» **What is asked**: Wherever the string "男の人はこれからどうしますか" appears in the listing, copy that line.

##############################

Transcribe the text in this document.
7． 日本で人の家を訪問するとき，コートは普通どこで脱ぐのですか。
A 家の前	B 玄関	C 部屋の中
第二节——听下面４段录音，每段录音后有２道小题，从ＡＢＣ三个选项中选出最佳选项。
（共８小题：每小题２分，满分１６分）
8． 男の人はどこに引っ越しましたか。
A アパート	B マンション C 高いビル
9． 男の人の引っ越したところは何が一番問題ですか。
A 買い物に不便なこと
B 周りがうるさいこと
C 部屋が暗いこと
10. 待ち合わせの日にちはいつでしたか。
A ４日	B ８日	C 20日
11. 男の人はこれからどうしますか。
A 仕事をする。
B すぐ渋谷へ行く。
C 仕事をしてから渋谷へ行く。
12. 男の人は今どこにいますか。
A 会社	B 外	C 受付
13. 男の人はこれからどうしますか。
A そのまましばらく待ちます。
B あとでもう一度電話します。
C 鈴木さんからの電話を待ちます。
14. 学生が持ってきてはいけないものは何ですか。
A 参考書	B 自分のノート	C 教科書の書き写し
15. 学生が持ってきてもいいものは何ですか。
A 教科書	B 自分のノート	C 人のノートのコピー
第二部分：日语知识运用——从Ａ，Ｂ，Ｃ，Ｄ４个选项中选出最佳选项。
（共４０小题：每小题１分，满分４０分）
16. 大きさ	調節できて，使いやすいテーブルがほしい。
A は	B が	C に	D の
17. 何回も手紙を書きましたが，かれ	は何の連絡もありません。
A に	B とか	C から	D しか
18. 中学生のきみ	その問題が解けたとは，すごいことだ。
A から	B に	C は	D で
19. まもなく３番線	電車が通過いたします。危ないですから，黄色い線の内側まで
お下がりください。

##############################

» **Output of the exercise**:
11. 男の人はこれからどうしますか。
13. 男の人はこれからどうしますか。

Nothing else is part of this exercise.